**EXERCISE AIM**. Reproduce the lines unchanged, starting at the line that contains "svg-text:B: B — [543, 810, 555, 817]" and ending at the line that contains "junction connector E29 — [546, 970, 571, 996]".

[Element boundary records]
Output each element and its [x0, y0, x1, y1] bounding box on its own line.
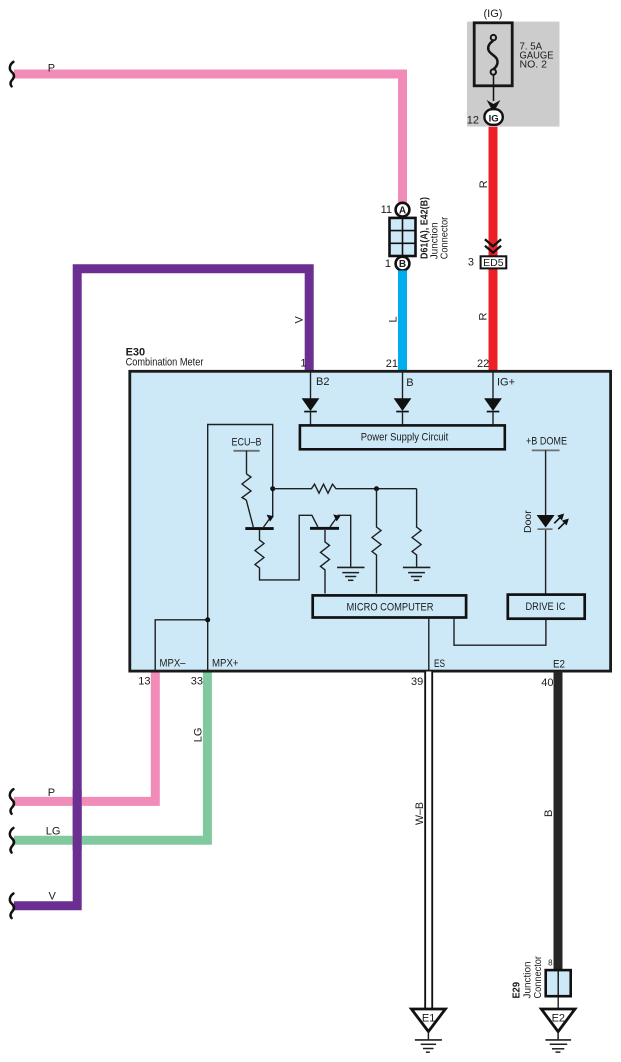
svg-text:B: B — [543, 810, 555, 817]
pin B2 diode input — [302, 372, 320, 425]
svg-text:1: 1 — [385, 258, 391, 270]
label MPX- — [160, 658, 187, 670]
svg-text:P: P — [48, 63, 55, 75]
wire drive ic to micro computer — [454, 619, 546, 645]
svg-text:ED5: ED5 — [483, 257, 504, 269]
junction connector E29 — [546, 970, 571, 996]
wire W-B (white with black outline) — [424, 672, 433, 1009]
svg-text:22: 22 — [477, 358, 489, 370]
pin 8 label — [548, 958, 553, 967]
label W-B rotated — [414, 802, 426, 825]
label V bottom — [49, 891, 57, 903]
label D61(A), E42(B) rotated — [418, 197, 430, 259]
svg-text:MICRO COMPUTER: MICRO COMPUTER — [347, 602, 434, 614]
break symbol LG — [10, 828, 14, 853]
pin 12 label — [467, 114, 479, 126]
pin 1 label (connector B) — [385, 258, 391, 270]
micro computer box — [313, 595, 466, 617]
svg-text:MPX+: MPX+ — [212, 658, 239, 670]
label Door rotated — [522, 510, 534, 533]
drive ic box — [508, 595, 585, 619]
svg-text:8: 8 — [548, 958, 553, 967]
label E29 Junction Connector rotated — [522, 956, 545, 999]
break symbol P bottom — [10, 789, 14, 814]
svg-text:+B DOME: +B DOME — [526, 436, 567, 448]
pin B diode input — [394, 372, 412, 425]
pin 40 number — [541, 677, 553, 689]
svg-text:Connector: Connector — [439, 216, 451, 259]
svg-text:ES: ES — [434, 658, 445, 670]
svg-text:V: V — [294, 316, 306, 324]
wire B (black) — [554, 672, 563, 970]
resistor R2 (Q1 base) — [255, 515, 318, 580]
shield chevrons on R wire — [485, 239, 501, 252]
label R lower rotated — [477, 313, 489, 321]
svg-text:A: A — [399, 205, 406, 216]
pin 39 number — [411, 676, 423, 688]
label E29 rotated — [511, 982, 523, 999]
label ES — [434, 658, 445, 670]
svg-text:(IG): (IG) — [484, 8, 503, 20]
pin IG+ diode input — [484, 372, 502, 425]
junction connector grid — [390, 218, 416, 256]
pin 21 number — [386, 358, 398, 370]
svg-text:LG: LG — [192, 728, 204, 743]
label V rotated near pin 1 — [294, 316, 306, 324]
label 7.5A GAUGE NO.2 — [520, 40, 554, 70]
label (IG) — [484, 8, 503, 20]
MPX+ ladder wire — [208, 425, 273, 671]
pin 13 number — [138, 676, 150, 688]
wire V (purple) — [14, 269, 309, 906]
junction connector circle B — [396, 257, 410, 271]
svg-text:Combination Meter: Combination Meter — [126, 356, 204, 368]
svg-text:L: L — [388, 316, 400, 322]
svg-text:E2: E2 — [552, 1013, 565, 1025]
label E30 — [126, 347, 146, 359]
svg-text:NO. 2: NO. 2 — [520, 59, 548, 71]
node junction MPX — [205, 617, 210, 622]
wire LG (green) — [14, 672, 208, 841]
wire P (bottom, pink) — [14, 672, 155, 802]
svg-text:12: 12 — [467, 114, 479, 126]
label IG+ — [497, 377, 515, 389]
resistor R6 — [412, 489, 421, 567]
svg-text:E1: E1 — [422, 1013, 435, 1025]
label B rotated — [543, 810, 555, 817]
transistor Q1 — [245, 500, 273, 530]
ground G1 — [337, 567, 364, 580]
wire P (top, pink) — [14, 74, 403, 203]
pin 33 number — [191, 676, 203, 688]
break symbol P top — [10, 62, 14, 87]
ground E2 — [541, 1009, 575, 1052]
resistor R1 (ECU-B) — [242, 474, 251, 500]
label E2 pin — [553, 659, 565, 671]
pin 3 label — [468, 257, 474, 269]
wire L (light blue) — [398, 271, 407, 373]
ground E1 — [411, 1009, 445, 1052]
pin 12 IG oval — [484, 109, 502, 125]
wire N1 to N2 with resistor R3 — [273, 484, 417, 493]
svg-text:IG+: IG+ — [497, 377, 515, 389]
label +B DOME — [526, 436, 567, 448]
ECU-B label and rail — [232, 437, 262, 474]
label LG bottom — [46, 825, 61, 837]
label P bottom — [48, 787, 55, 799]
pin 1 number — [300, 357, 306, 369]
arrow into pin 12 — [487, 100, 501, 113]
label P top — [48, 63, 55, 75]
svg-text:33: 33 — [191, 676, 203, 688]
svg-text:3: 3 — [468, 257, 474, 269]
svg-text:P: P — [48, 787, 55, 799]
svg-text:V: V — [49, 891, 57, 903]
redraw purple over crossings — [73, 790, 82, 850]
svg-text:39: 39 — [411, 676, 423, 688]
wire R (red) — [489, 127, 498, 372]
svg-text:LG: LG — [46, 825, 61, 837]
label B2 — [316, 376, 329, 388]
svg-text:ECU–B: ECU–B — [232, 437, 262, 449]
svg-text:R: R — [478, 180, 490, 188]
svg-text:E2: E2 — [553, 659, 565, 671]
svg-text:1: 1 — [300, 357, 306, 369]
transistor Q2 — [310, 514, 351, 566]
svg-text:Door: Door — [522, 510, 534, 533]
label B — [406, 377, 413, 389]
junction connector D61(A),E42(B) — [396, 203, 410, 217]
resistor R5 — [372, 489, 381, 594]
combination meter box E30 — [130, 371, 611, 671]
label LG rotated — [192, 728, 204, 743]
wire E29 to ground — [557, 998, 559, 1010]
connector 3 ED5 — [481, 256, 507, 269]
pin 22 number — [477, 358, 489, 370]
svg-text:13: 13 — [138, 676, 150, 688]
svg-text:B: B — [399, 259, 406, 270]
svg-text:MPX–: MPX– — [160, 658, 187, 670]
svg-text:W–B: W–B — [414, 802, 426, 825]
svg-text:40: 40 — [541, 677, 553, 689]
wire fuse to pin 12 — [493, 75, 495, 101]
label MPX+ — [212, 658, 239, 670]
power supply circuit box — [300, 425, 505, 449]
svg-text:Connector: Connector — [532, 956, 544, 999]
svg-text:DRIVE IC: DRIVE IC — [526, 601, 566, 613]
svg-text:11: 11 — [381, 204, 392, 216]
label R upper rotated — [478, 180, 490, 188]
resistor R4 (Q2 base) — [321, 530, 330, 594]
svg-text:IG: IG — [489, 113, 499, 124]
break symbol V — [10, 894, 14, 919]
fuse 7.5A GAUGE NO.2 — [474, 23, 512, 86]
svg-text:21: 21 — [386, 358, 398, 370]
node N2 — [374, 486, 379, 491]
node N1 — [270, 486, 275, 491]
fuse block gray background — [467, 22, 560, 127]
svg-text:R: R — [477, 313, 489, 321]
LED Door — [537, 511, 572, 594]
svg-text:B2: B2 — [316, 376, 329, 388]
MPX- wire — [155, 620, 208, 671]
label Combination Meter — [126, 356, 204, 368]
label Junction Connector rotated — [429, 216, 451, 259]
svg-text:B: B — [406, 377, 413, 389]
label L rotated — [388, 316, 400, 322]
ground G2 — [403, 567, 430, 580]
svg-text:Power Supply Circuit: Power Supply Circuit — [361, 432, 449, 444]
pin 11 label — [381, 204, 392, 216]
+B DOME rail — [532, 450, 560, 515]
wire ES from micro computer — [428, 619, 430, 671]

**REPLY**.
svg-text:B: B — [543, 810, 555, 817]
pin B2 diode input — [302, 372, 320, 425]
svg-text:1: 1 — [385, 258, 391, 270]
label MPX- — [160, 658, 187, 670]
svg-text:P: P — [48, 63, 55, 75]
wire drive ic to micro computer — [454, 619, 546, 645]
svg-text:ED5: ED5 — [483, 257, 504, 269]
junction connector E29 — [546, 970, 571, 996]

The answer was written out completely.